::: Entries shown

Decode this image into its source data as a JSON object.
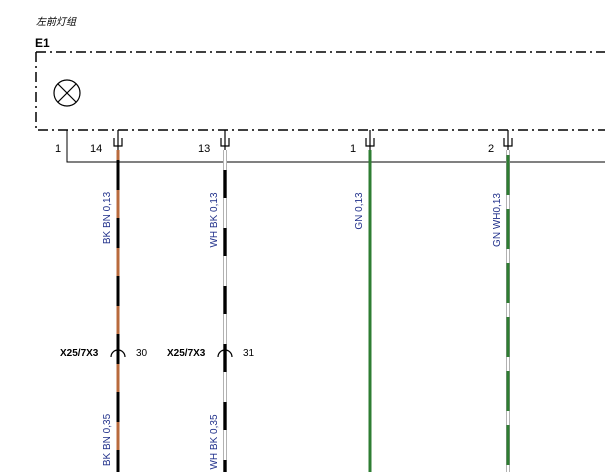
{
  "header": {
    "title": "左前灯组"
  },
  "component": {
    "id": "E1",
    "pin_label": "1"
  },
  "pins": [
    {
      "number": "14",
      "wire_top": "BK BN 0,13",
      "wire_bottom": "BK BN 0,35"
    },
    {
      "number": "13",
      "wire_top": "WH BK 0,13",
      "wire_bottom": "WH BK 0,35"
    },
    {
      "number": "1",
      "wire_top": "GN 0,13"
    },
    {
      "number": "2",
      "wire_top": "GN WH0,13"
    }
  ],
  "splices": [
    {
      "connector": "X25/7X3",
      "pin": "30"
    },
    {
      "connector": "X25/7X3",
      "pin": "31"
    }
  ]
}
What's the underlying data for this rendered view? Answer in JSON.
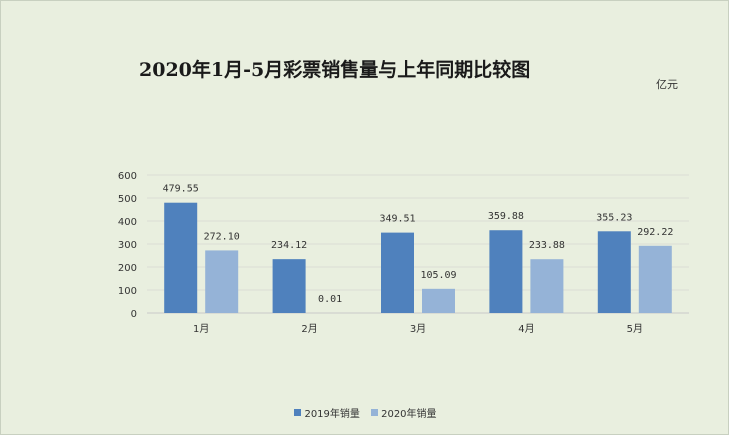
{
  "chart_data": {
    "type": "bar",
    "title": "2020年1月-5月彩票销售量与上年同期比较图",
    "unit": "亿元",
    "categories": [
      "1月",
      "2月",
      "3月",
      "4月",
      "5月"
    ],
    "series": [
      {
        "name": "2019年销量",
        "values": [
          479.55,
          234.12,
          349.51,
          359.88,
          355.23
        ],
        "labels": [
          "479.55",
          "234.12",
          "349.51",
          "359.88",
          "355.23"
        ],
        "color": "#4f81bd"
      },
      {
        "name": "2020年销量",
        "values": [
          272.1,
          0.01,
          105.09,
          233.88,
          292.22
        ],
        "labels": [
          "272.10",
          "0.01",
          "105.09",
          "233.88",
          "292.22"
        ],
        "color": "#95b3d7"
      }
    ],
    "yticks": [
      "0",
      "100",
      "200",
      "300",
      "400",
      "500",
      "600"
    ],
    "ylim": [
      0,
      600
    ],
    "grid": true,
    "legend": "bottom"
  }
}
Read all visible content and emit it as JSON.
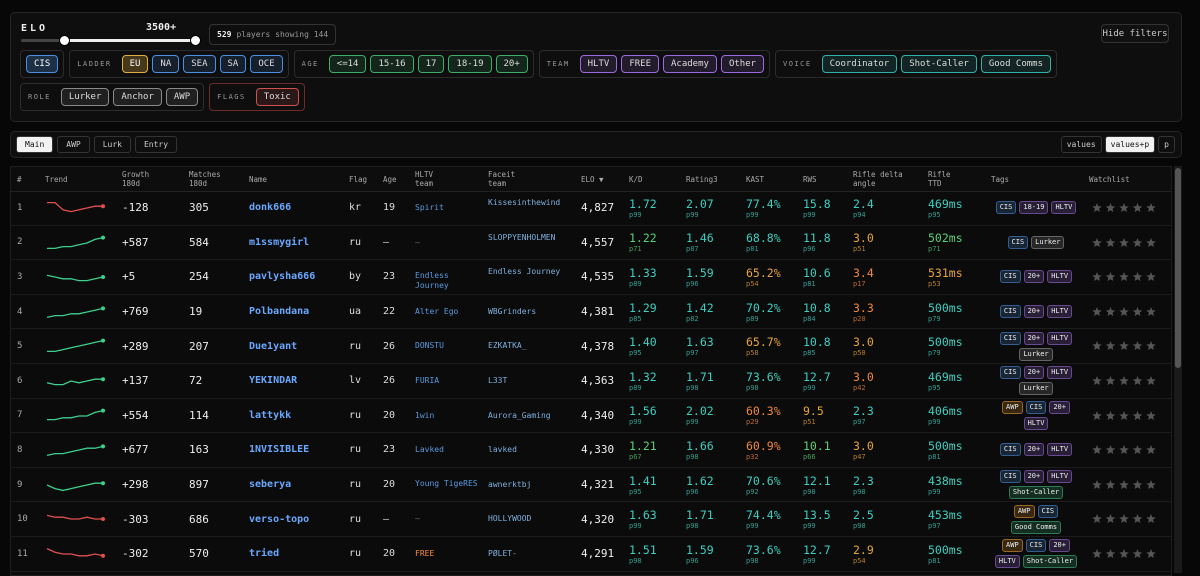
{
  "filters": {
    "elo_label": "ELO",
    "elo_max": "3500+",
    "players_count": "529",
    "players_word": "players",
    "showing": "showing 144",
    "hide_button": "Hide filters",
    "groups": [
      {
        "color": "#4a90e2",
        "options": [
          "CIS"
        ],
        "selected": "CIS"
      },
      {
        "label": "LADDER",
        "color": "#4a90e2",
        "options": [
          "EU",
          "NA",
          "SEA",
          "SA",
          "OCE"
        ],
        "selected": "EU"
      },
      {
        "label": "AGE",
        "color": "#3fae6a",
        "options": [
          "<=14",
          "15-16",
          "17",
          "18-19",
          "20+"
        ]
      },
      {
        "label": "TEAM",
        "color": "#9a6ae0",
        "options": [
          "HLTV",
          "FREE",
          "Academy",
          "Other"
        ]
      },
      {
        "label": "VOICE",
        "color": "#2fb0a8",
        "options": [
          "Coordinator",
          "Shot-Caller",
          "Good Comms"
        ]
      },
      {
        "label": "ROLE",
        "color": "#8a8a8a",
        "options": [
          "Lurker",
          "Anchor",
          "AWP"
        ]
      },
      {
        "label": "FLAGS",
        "color": "#d05050",
        "border": "#6b2b2b",
        "options": [
          "Toxic"
        ]
      }
    ]
  },
  "tabs": {
    "items": [
      "Main",
      "AWP",
      "Lurk",
      "Entry"
    ],
    "selected": "Main",
    "views": [
      "values",
      "values+p",
      "p"
    ],
    "selected_view": "values+p"
  },
  "table": {
    "headers": [
      "#",
      "Trend",
      "Growth\n180d",
      "Matches\n180d",
      "Name",
      "Flag",
      "Age",
      "HLTV\nteam",
      "Faceit\nteam",
      "ELO ▼",
      "K/D",
      "Rating3",
      "KAST",
      "RWS",
      "Rifle delta\nangle",
      "Rifle\nTTD",
      "Tags",
      "Watchlist"
    ],
    "trend_ylim": [
      0,
      10
    ],
    "team_colors": {
      "FREE": "#ff8c42",
      "–": "#777777"
    },
    "tag_colors": {
      "CIS": "#4a90e2",
      "18-19": "#a070e0",
      "20+": "#a070e0",
      "HLTV": "#a070e0",
      "Lurker": "#9a9a9a",
      "AWP": "#f0a030",
      "Shot-Caller": "#40c080",
      "Good Comms": "#40c080"
    },
    "rows": [
      {
        "rank": "1",
        "trend": [
          8,
          8,
          4,
          3,
          4,
          5,
          6,
          6
        ],
        "growth": "-128",
        "matches": "305",
        "name": "donk666",
        "flag": "kr",
        "age": "19",
        "hltv": "Spirit",
        "faceit": "Kissesinthewind",
        "elo": "4,827",
        "kd": {
          "v": "1.72",
          "p": "p99"
        },
        "rating": {
          "v": "2.07",
          "p": "p99"
        },
        "kast": {
          "v": "77.4%",
          "p": "p99"
        },
        "rws": {
          "v": "15.8",
          "p": "p99"
        },
        "rda": {
          "v": "2.4",
          "p": "p94"
        },
        "ttd": {
          "v": "469ms",
          "p": "p95"
        },
        "tags": [
          "CIS",
          "18-19",
          "HLTV"
        ]
      },
      {
        "rank": "2",
        "trend": [
          2,
          2,
          3,
          3,
          4,
          5,
          7,
          8
        ],
        "growth": "+587",
        "matches": "584",
        "name": "m1ssmygirl",
        "flag": "ru",
        "age": "–",
        "hltv": "–",
        "faceit": "SLOPPYENHOLMEN",
        "elo": "4,557",
        "kd": {
          "v": "1.22",
          "p": "p71"
        },
        "rating": {
          "v": "1.46",
          "p": "p87"
        },
        "kast": {
          "v": "68.8%",
          "p": "p81"
        },
        "rws": {
          "v": "11.8",
          "p": "p96"
        },
        "rda": {
          "v": "3.0",
          "p": "p51"
        },
        "ttd": {
          "v": "502ms",
          "p": "p71"
        },
        "tags": [
          "CIS",
          "Lurker"
        ]
      },
      {
        "rank": "3",
        "trend": [
          6,
          5,
          4,
          4,
          3,
          3,
          4,
          5
        ],
        "growth": "+5",
        "matches": "254",
        "name": "pavlysha666",
        "flag": "by",
        "age": "23",
        "hltv": "Endless Journey",
        "faceit": "Endless Journey",
        "elo": "4,535",
        "kd": {
          "v": "1.33",
          "p": "p89"
        },
        "rating": {
          "v": "1.59",
          "p": "p96"
        },
        "kast": {
          "v": "65.2%",
          "p": "p54"
        },
        "rws": {
          "v": "10.6",
          "p": "p81"
        },
        "rda": {
          "v": "3.4",
          "p": "p17"
        },
        "ttd": {
          "v": "531ms",
          "p": "p53"
        },
        "tags": [
          "CIS",
          "20+",
          "HLTV"
        ]
      },
      {
        "rank": "4",
        "trend": [
          2,
          3,
          3,
          4,
          4,
          5,
          6,
          7
        ],
        "growth": "+769",
        "matches": "19",
        "name": "Polbandana",
        "flag": "ua",
        "age": "22",
        "hltv": "Alter Ego",
        "faceit": "WBGrinders",
        "elo": "4,381",
        "kd": {
          "v": "1.29",
          "p": "p85"
        },
        "rating": {
          "v": "1.42",
          "p": "p82"
        },
        "kast": {
          "v": "70.2%",
          "p": "p89"
        },
        "rws": {
          "v": "10.8",
          "p": "p84"
        },
        "rda": {
          "v": "3.3",
          "p": "p20"
        },
        "ttd": {
          "v": "500ms",
          "p": "p79"
        },
        "tags": [
          "CIS",
          "20+",
          "HLTV"
        ]
      },
      {
        "rank": "5",
        "trend": [
          2,
          2,
          3,
          4,
          5,
          6,
          7,
          8
        ],
        "growth": "+289",
        "matches": "207",
        "name": "Due1yant",
        "flag": "ru",
        "age": "26",
        "hltv": "DONSTU",
        "faceit": "EZKATKA_",
        "elo": "4,378",
        "kd": {
          "v": "1.40",
          "p": "p95"
        },
        "rating": {
          "v": "1.63",
          "p": "p97"
        },
        "kast": {
          "v": "65.7%",
          "p": "p58"
        },
        "rws": {
          "v": "10.8",
          "p": "p85"
        },
        "rda": {
          "v": "3.0",
          "p": "p50"
        },
        "ttd": {
          "v": "500ms",
          "p": "p79"
        },
        "tags": [
          "CIS",
          "20+",
          "HLTV",
          "Lurker"
        ]
      },
      {
        "rank": "6",
        "trend": [
          4,
          3,
          3,
          5,
          4,
          5,
          6,
          6
        ],
        "growth": "+137",
        "matches": "72",
        "name": "YEKINDAR",
        "flag": "lv",
        "age": "26",
        "hltv": "FURIA",
        "faceit": "L33T",
        "elo": "4,363",
        "kd": {
          "v": "1.32",
          "p": "p89"
        },
        "rating": {
          "v": "1.71",
          "p": "p98"
        },
        "kast": {
          "v": "73.6%",
          "p": "p98"
        },
        "rws": {
          "v": "12.7",
          "p": "p99"
        },
        "rda": {
          "v": "3.0",
          "p": "p42"
        },
        "ttd": {
          "v": "469ms",
          "p": "p95"
        },
        "tags": [
          "CIS",
          "20+",
          "HLTV",
          "Lurker"
        ]
      },
      {
        "rank": "7",
        "trend": [
          3,
          3,
          4,
          4,
          5,
          5,
          7,
          8
        ],
        "growth": "+554",
        "matches": "114",
        "name": "lattykk",
        "flag": "ru",
        "age": "20",
        "hltv": "1win",
        "faceit": "Aurora_Gaming",
        "elo": "4,340",
        "kd": {
          "v": "1.56",
          "p": "p99"
        },
        "rating": {
          "v": "2.02",
          "p": "p99"
        },
        "kast": {
          "v": "60.3%",
          "p": "p29"
        },
        "rws": {
          "v": "9.5",
          "p": "p51"
        },
        "rda": {
          "v": "2.3",
          "p": "p97"
        },
        "ttd": {
          "v": "406ms",
          "p": "p99"
        },
        "tags": [
          "AWP",
          "CIS",
          "20+",
          "HLTV"
        ]
      },
      {
        "rank": "8",
        "trend": [
          2,
          3,
          3,
          4,
          5,
          6,
          6,
          7
        ],
        "growth": "+677",
        "matches": "163",
        "name": "1NVISIBLEE",
        "flag": "ru",
        "age": "23",
        "hltv": "Lavked",
        "faceit": "lavked",
        "elo": "4,330",
        "kd": {
          "v": "1.21",
          "p": "p67"
        },
        "rating": {
          "v": "1.66",
          "p": "p98"
        },
        "kast": {
          "v": "60.9%",
          "p": "p32"
        },
        "rws": {
          "v": "10.1",
          "p": "p66"
        },
        "rda": {
          "v": "3.0",
          "p": "p47"
        },
        "ttd": {
          "v": "500ms",
          "p": "p81"
        },
        "tags": [
          "CIS",
          "20+",
          "HLTV"
        ]
      },
      {
        "rank": "9",
        "trend": [
          5,
          3,
          2,
          3,
          4,
          5,
          6,
          6
        ],
        "growth": "+298",
        "matches": "897",
        "name": "seberya",
        "flag": "ru",
        "age": "20",
        "hltv": "Young TigeRES",
        "faceit": "awnerktbj",
        "elo": "4,321",
        "kd": {
          "v": "1.41",
          "p": "p95"
        },
        "rating": {
          "v": "1.62",
          "p": "p96"
        },
        "kast": {
          "v": "70.6%",
          "p": "p92"
        },
        "rws": {
          "v": "12.1",
          "p": "p98"
        },
        "rda": {
          "v": "2.3",
          "p": "p98"
        },
        "ttd": {
          "v": "438ms",
          "p": "p99"
        },
        "tags": [
          "CIS",
          "20+",
          "HLTV",
          "Shot-Caller"
        ]
      },
      {
        "rank": "10",
        "trend": [
          7,
          6,
          6,
          5,
          5,
          6,
          5,
          5
        ],
        "growth": "-303",
        "matches": "686",
        "name": "verso-topo",
        "flag": "ru",
        "age": "–",
        "hltv": "–",
        "faceit": "HOLLYWOOD",
        "elo": "4,320",
        "kd": {
          "v": "1.63",
          "p": "p99"
        },
        "rating": {
          "v": "1.71",
          "p": "p98"
        },
        "kast": {
          "v": "74.4%",
          "p": "p99"
        },
        "rws": {
          "v": "13.5",
          "p": "p99"
        },
        "rda": {
          "v": "2.5",
          "p": "p90"
        },
        "ttd": {
          "v": "453ms",
          "p": "p97"
        },
        "tags": [
          "AWP",
          "CIS",
          "Good Comms"
        ]
      },
      {
        "rank": "11",
        "trend": [
          8,
          6,
          5,
          5,
          4,
          4,
          5,
          4
        ],
        "growth": "-302",
        "matches": "570",
        "name": "tried",
        "flag": "ru",
        "age": "20",
        "hltv": "FREE",
        "faceit": "PØLET-",
        "elo": "4,291",
        "kd": {
          "v": "1.51",
          "p": "p98"
        },
        "rating": {
          "v": "1.59",
          "p": "p96"
        },
        "kast": {
          "v": "73.6%",
          "p": "p98"
        },
        "rws": {
          "v": "12.7",
          "p": "p99"
        },
        "rda": {
          "v": "2.9",
          "p": "p54"
        },
        "ttd": {
          "v": "500ms",
          "p": "p81"
        },
        "tags": [
          "AWP",
          "CIS",
          "20+",
          "HLTV",
          "Shot-Caller"
        ]
      }
    ]
  }
}
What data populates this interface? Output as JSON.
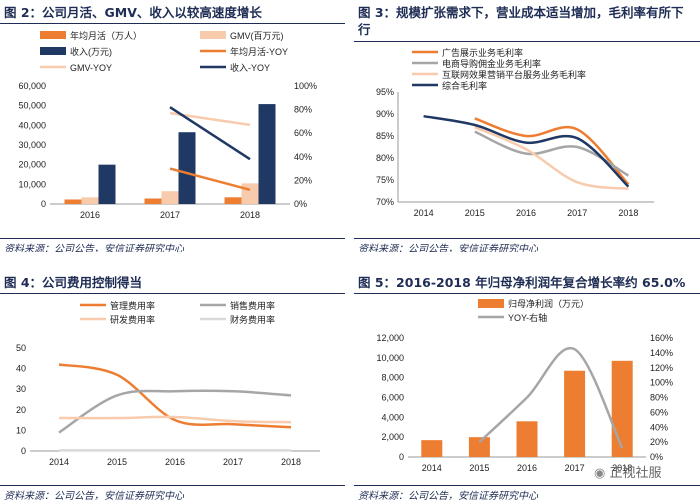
{
  "chart_data": [
    {
      "type": "bar",
      "title": "图 2：公司月活、GMV、收入以较高速度增长",
      "source": "资料来源：公司公告，安信证券研究中心",
      "categories": [
        "2016",
        "2017",
        "2018"
      ],
      "ylim": [
        0,
        60000
      ],
      "yticks": [
        "0",
        "10,000",
        "20,000",
        "30,000",
        "40,000",
        "50,000",
        "60,000"
      ],
      "y2lim": [
        0,
        100
      ],
      "y2ticks": [
        "0%",
        "20%",
        "40%",
        "60%",
        "80%",
        "100%"
      ],
      "series": [
        {
          "name": "年均月活（万人）",
          "kind": "bar",
          "color": "#ED7D31",
          "values": [
            2300,
            2800,
            3400
          ]
        },
        {
          "name": "GMV(百万元)",
          "kind": "bar",
          "color": "#F8CBAD",
          "values": [
            3400,
            6500,
            10500
          ]
        },
        {
          "name": "收入(万元)",
          "kind": "bar",
          "color": "#203864",
          "values": [
            20000,
            36500,
            50800
          ]
        },
        {
          "name": "年均月活-YOY",
          "kind": "line",
          "axis": "right",
          "color": "#ED7D31",
          "values": [
            null,
            30,
            12
          ]
        },
        {
          "name": "GMV-YOY",
          "kind": "line",
          "axis": "right",
          "color": "#F8CBAD",
          "values": [
            null,
            77,
            67
          ]
        },
        {
          "name": "收入-YOY",
          "kind": "line",
          "axis": "right",
          "color": "#203864",
          "values": [
            null,
            82,
            38
          ]
        }
      ]
    },
    {
      "type": "line",
      "title": "图 3：规模扩张需求下，营业成本适当增加，毛利率有所下行",
      "source": "资料来源：公司公告，安信证券研究中心",
      "categories": [
        "2014",
        "2015",
        "2016",
        "2017",
        "2018"
      ],
      "ylim": [
        70,
        95
      ],
      "yticks": [
        "70%",
        "75%",
        "80%",
        "85%",
        "90%",
        "95%"
      ],
      "series": [
        {
          "name": "广告展示业务毛利率",
          "color": "#ED7D31",
          "values": [
            null,
            89,
            85,
            86.5,
            74
          ]
        },
        {
          "name": "电商导购佣金业务毛利率",
          "color": "#A6A6A6",
          "values": [
            null,
            86,
            81,
            82.5,
            76
          ]
        },
        {
          "name": "互联网效果营销平台服务业务毛利率",
          "color": "#F8CBAD",
          "values": [
            null,
            87,
            82,
            74.5,
            73
          ]
        },
        {
          "name": "综合毛利率",
          "color": "#203864",
          "values": [
            89.5,
            87.5,
            83.5,
            84.5,
            73.5
          ]
        }
      ]
    },
    {
      "type": "line",
      "title": "图 4：公司费用控制得当",
      "source": "资料来源：公司公告，安信证券研究中心",
      "categories": [
        "2014",
        "2015",
        "2016",
        "2017",
        "2018"
      ],
      "ylim": [
        0,
        50
      ],
      "yticks": [
        "0",
        "10",
        "20",
        "30",
        "40",
        "50"
      ],
      "series": [
        {
          "name": "管理费用率",
          "color": "#ED7D31",
          "values": [
            42,
            37,
            15,
            13,
            11.5
          ]
        },
        {
          "name": "销售费用率",
          "color": "#A6A6A6",
          "values": [
            9,
            27,
            29,
            29,
            27
          ]
        },
        {
          "name": "研发费用率",
          "color": "#F8CBAD",
          "values": [
            16,
            16,
            16.5,
            14.5,
            14
          ]
        },
        {
          "name": "财务费用率",
          "color": "#D9D9D9",
          "values": [
            0.3,
            0.3,
            0.3,
            0.3,
            0.3
          ]
        }
      ]
    },
    {
      "type": "bar",
      "title": "图 5：2016-2018 年归母净利润年复合增长率约 65.0%",
      "source": "资料来源：公司公告，安信证券研究中心",
      "categories": [
        "2014",
        "2015",
        "2016",
        "2017",
        "2018"
      ],
      "ylim": [
        0,
        12000
      ],
      "yticks": [
        "0",
        "2,000",
        "4,000",
        "6,000",
        "8,000",
        "10,000",
        "12,000"
      ],
      "y2lim": [
        0,
        160
      ],
      "y2ticks": [
        "0%",
        "20%",
        "40%",
        "60%",
        "80%",
        "100%",
        "120%",
        "140%",
        "160%"
      ],
      "series": [
        {
          "name": "归母净利润（万元）",
          "kind": "bar",
          "color": "#ED7D31",
          "values": [
            1700,
            2000,
            3600,
            8700,
            9700
          ]
        },
        {
          "name": "YOY-右轴",
          "kind": "line",
          "axis": "right",
          "color": "#A6A6A6",
          "values": [
            null,
            20,
            80,
            145,
            12
          ]
        }
      ]
    }
  ],
  "watermark": "正视社服"
}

::::::

Pull out all lines containing the word "title" from the entries above.

- [Result of the exercise]
    "title": "左前灯组"
    "title": "2020年1月-5月彩票销售量与上年同期比较图",
      "title": "图 2：公司月活、GMV、收入以较高速度增长",
      "title": "图 3：规模扩张需求下，营业成本适当增加，毛利率有所下行",
      "title": "图 4：公司费用控制得当",
      "title": "图 5：2016-2018 年归母净利润年复合增长率约 65.0%",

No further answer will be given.